§ **Extracted text**:
· · ·

The kidney senses a reduction in blood flow due to the reduced amount of sodium in the distal tubule, or a reduction in the glomerular filtration. This can lead to in increase in the release of renin: an enzyme which converts angiotensinogen to angiotensin I in the lung. Angiotensin I then gets converted to angiotensin II by ACE (angiotensin converting enzyme). Angiotensin II then binds to the angiotensin receptor, which results in the production of aldosterone. It also results in peripheral vasoconstriction, which increases blood pressure and the workload of the heart.
Aldosterone is the main hormone in charge of preserving sodium, so increased amounts of aldosterone in the body mean that the kidneys retain more water and salt. Also activates sympathetic nervous system, which will increase heart rate and the forcefulness of the heartbeat (the contractility), this increase blood pressure too. Angiotensin II production should inhibit renin release (negative feedback system), but sometimes the system can get overwhelmed and the production gets out of control.
Management of hypertension:
Aim to prevent myocardial infarction and stroke
Treatment also reduces risk of heart failure and renal failure
BP > 140/90 mmHg and vascular disease or cardiovascular risk > 20% 10 years offer lifecycle advice then drug treatment
Most pts with moderate or severe hypertension require drug therapy with 2 or more drugs to achieve target BP < 140/90
Stage 1 hypertension:
Clinical blood pressure (BP) is 140/90 mmHg or higher and
ABPM (ambulatory blood pressure monitoring) or HBPM (home blood pressure monitoring) average is 135/85 mmHg or higher
Ok to monitor lifestyle modification arrange 24 hour monitor
Stage 2 hypertension:
Clinical BP is 160/100 mmHg or higher and
ABPM (ambulatory blood pressure monitoring) or HBPM (home blood pressure monitoring) daytime average is 150/95 mmHg or higher
Lifestyle modification fairly urgent 24 hour monitor. Treatment of BP remains high in clinic or on 24 hour BP.

· · ·

§ **Dataset**:

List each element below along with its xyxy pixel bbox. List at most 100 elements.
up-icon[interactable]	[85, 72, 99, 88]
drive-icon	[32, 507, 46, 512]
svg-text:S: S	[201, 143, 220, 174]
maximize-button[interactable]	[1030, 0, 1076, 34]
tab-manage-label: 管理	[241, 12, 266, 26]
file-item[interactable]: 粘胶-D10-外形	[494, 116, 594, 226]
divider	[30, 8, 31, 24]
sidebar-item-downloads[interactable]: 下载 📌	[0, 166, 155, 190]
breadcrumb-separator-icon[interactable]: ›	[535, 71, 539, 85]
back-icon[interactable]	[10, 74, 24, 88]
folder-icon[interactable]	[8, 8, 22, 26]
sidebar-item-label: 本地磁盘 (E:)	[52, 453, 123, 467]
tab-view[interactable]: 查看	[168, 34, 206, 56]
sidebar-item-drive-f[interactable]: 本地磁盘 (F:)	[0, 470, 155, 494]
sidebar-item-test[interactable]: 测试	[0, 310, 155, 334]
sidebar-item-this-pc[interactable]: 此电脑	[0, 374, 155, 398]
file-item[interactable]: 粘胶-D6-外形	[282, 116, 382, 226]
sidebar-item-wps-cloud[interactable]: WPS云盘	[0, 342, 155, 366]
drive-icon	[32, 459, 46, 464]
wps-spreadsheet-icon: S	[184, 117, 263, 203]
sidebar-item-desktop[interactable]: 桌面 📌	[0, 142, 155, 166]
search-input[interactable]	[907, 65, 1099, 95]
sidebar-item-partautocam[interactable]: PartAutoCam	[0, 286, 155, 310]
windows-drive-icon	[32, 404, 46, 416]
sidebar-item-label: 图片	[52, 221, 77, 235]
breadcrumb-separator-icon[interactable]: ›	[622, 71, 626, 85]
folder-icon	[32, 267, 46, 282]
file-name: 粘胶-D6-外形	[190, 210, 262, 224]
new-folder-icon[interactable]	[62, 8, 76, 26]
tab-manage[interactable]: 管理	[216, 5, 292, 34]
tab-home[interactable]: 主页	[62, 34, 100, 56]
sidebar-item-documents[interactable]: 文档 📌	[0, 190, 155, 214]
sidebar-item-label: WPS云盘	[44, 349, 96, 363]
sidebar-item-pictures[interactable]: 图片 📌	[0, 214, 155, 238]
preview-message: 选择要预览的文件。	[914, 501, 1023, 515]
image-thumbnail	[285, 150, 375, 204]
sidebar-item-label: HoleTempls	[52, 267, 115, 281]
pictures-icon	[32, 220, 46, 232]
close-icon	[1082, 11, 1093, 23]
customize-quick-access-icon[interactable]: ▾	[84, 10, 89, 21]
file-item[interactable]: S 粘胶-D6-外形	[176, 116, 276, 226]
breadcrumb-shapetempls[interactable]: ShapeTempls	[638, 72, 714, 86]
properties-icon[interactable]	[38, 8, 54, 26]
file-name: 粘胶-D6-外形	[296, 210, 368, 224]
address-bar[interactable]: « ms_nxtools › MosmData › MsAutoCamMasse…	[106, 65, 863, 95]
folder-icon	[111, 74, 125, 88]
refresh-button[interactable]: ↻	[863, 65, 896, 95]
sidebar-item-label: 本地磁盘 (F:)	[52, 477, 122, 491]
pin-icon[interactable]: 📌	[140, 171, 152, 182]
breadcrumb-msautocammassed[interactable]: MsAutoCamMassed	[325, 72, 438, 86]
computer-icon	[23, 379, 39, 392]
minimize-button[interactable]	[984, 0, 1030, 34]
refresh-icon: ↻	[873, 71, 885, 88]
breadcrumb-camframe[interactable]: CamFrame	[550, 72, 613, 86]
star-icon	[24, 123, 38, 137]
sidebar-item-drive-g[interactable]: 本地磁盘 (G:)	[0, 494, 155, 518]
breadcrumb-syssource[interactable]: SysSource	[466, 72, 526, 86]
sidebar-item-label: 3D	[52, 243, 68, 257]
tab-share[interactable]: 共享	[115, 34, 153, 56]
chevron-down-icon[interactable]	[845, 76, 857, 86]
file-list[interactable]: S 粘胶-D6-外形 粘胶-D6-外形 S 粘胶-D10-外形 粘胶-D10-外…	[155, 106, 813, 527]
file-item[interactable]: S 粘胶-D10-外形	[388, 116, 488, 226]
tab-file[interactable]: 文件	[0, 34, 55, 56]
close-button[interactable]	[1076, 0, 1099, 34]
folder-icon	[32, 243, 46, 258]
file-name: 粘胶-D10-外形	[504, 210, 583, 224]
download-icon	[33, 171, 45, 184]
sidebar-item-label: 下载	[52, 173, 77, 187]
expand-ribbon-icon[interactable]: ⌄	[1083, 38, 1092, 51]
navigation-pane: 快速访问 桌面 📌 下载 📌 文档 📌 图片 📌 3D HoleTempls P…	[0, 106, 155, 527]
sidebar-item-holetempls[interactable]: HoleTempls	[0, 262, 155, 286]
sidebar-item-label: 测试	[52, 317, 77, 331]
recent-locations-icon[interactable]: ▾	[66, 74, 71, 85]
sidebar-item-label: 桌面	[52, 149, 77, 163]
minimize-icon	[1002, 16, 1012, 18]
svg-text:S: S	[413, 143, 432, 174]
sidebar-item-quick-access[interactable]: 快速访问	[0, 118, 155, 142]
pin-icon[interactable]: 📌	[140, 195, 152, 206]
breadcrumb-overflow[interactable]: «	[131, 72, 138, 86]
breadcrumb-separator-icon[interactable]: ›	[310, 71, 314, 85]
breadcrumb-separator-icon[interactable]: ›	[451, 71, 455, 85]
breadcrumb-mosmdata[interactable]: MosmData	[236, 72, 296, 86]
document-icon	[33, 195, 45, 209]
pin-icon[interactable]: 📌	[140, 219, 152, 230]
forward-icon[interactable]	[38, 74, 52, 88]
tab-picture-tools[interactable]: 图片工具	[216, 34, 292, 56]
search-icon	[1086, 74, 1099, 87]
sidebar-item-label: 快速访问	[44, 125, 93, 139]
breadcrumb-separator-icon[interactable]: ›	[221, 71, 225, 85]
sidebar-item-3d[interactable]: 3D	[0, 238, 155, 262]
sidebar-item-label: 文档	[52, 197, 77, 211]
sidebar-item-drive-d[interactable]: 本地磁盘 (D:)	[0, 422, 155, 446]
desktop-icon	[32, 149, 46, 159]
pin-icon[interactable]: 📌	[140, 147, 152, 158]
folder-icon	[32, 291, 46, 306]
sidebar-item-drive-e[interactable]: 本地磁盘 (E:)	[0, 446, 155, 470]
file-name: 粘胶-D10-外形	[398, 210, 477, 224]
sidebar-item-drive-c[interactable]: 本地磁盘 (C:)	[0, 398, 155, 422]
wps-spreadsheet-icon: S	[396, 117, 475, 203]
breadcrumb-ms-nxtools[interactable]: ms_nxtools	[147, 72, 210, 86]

· · ·

§ **Work request A**: In the hypertension text, which enzyme converts angiotensin I to angiotensin II?
§ **Work request B**: Write the next part of the hypertension text, picking up after its last sentence.
The material has nothing to do with the hypertension text.

§ **Final answer A**: ACE (angiotensin converting enzyme).

§ **Final answer B**:
Severe hypertension:
Clinical BP is 180 mmHg or higher or
Clinical diastolic BP is 110 mmHg or higher
Treat immediately; may be an emergency
Management of hypertension:
Manage other vascular risk factors to reduce risk of MI and stroke
Smoking
Cholesterol lowering
Diabetes
Weight
Exercise
ABCD categorisation:
A
ACEI (ACE inhibitors) - Lisinopril
ARBs (angiotensin receptor blockers) - Losartan
B - beta blockers - Atenolol
C - calcium channel blockers - Amlodipine
D - diuretics (thiazide like) - Indapamide
Alpha blockers - Doxazosin
Anti-aldosterone - Spironolactone
Thiazide-like diuretics:
eg Indapamide
Mechanisms of action:
Increase excretion of Na, Cl, K and water
Blocks Na-Cl co-transport mechanism in the distal nephron
More Na then reaches the distal tubule where some is exchanged by Na-K transport to increase K loss
BP lowering related to decreased peripheral resistance - unrelated to Na loss
Can cause hyponatraemia
Gout flare
Beta-blockers (β-adrenoceptor antagonists):
eg Atenolol
Mechanisms of action:
Decrease heart rate - decrease rate of spontaneous depolarisation, slow conduction in atria and AV (atrioventricular) node
Blunting of recognition of hypoglycaemia in diabetes
Beta-blocker withdrawal syndrome - increased sensitivity to catecholamines can occur 3-10 days after discontinuation, which may lead to worsening angina
Sleep disturbance
Lichenoid eruptions
Increased tooth demineralisation
3 classes of calcium-channel blockers:
Dihydropyridine
eg Nifedipine - increases heart rate
eg Amlodipine - increases heart rate
Benzothiapine
eg Diltiazem - decreases heart rate
Phenylalkylamine
eg Verapamil - decreases heart rate
Mechanisms of action of calcium-channel blockers:
Calcium interacts with calmodulin to produce smooth muscle contraction
Calcium channel blockers act on L type voltage sensitive calcium channels
Block Ca entry into smooth muscle cells -> vasodilation
Inhibit the slow calcium current in sinus and AV node where there is a Ca dependent upstroke to the action potential (sinus and AV node)
High concentrations they inhibit the myocardial calcium entry into myocardium and produce a -ve inotropic effect
Mechanisms of action of calcium-channel blockers:
Haemodynamic effects
Decrease peripheral resistance
Decrease heart rate (diltiazem, verapamil)
Decrease coronary vascular resistance
Adverse effects of calcium channel blockers:
Flushing, headache - most marked with short-acting preparations
Oedema - due to increased capillary permeability
Bradycardia + heart block (particularly in combination with β-blocker)
Heart failure (verapamil)
Gingival hyperplasia (dihydropyridines)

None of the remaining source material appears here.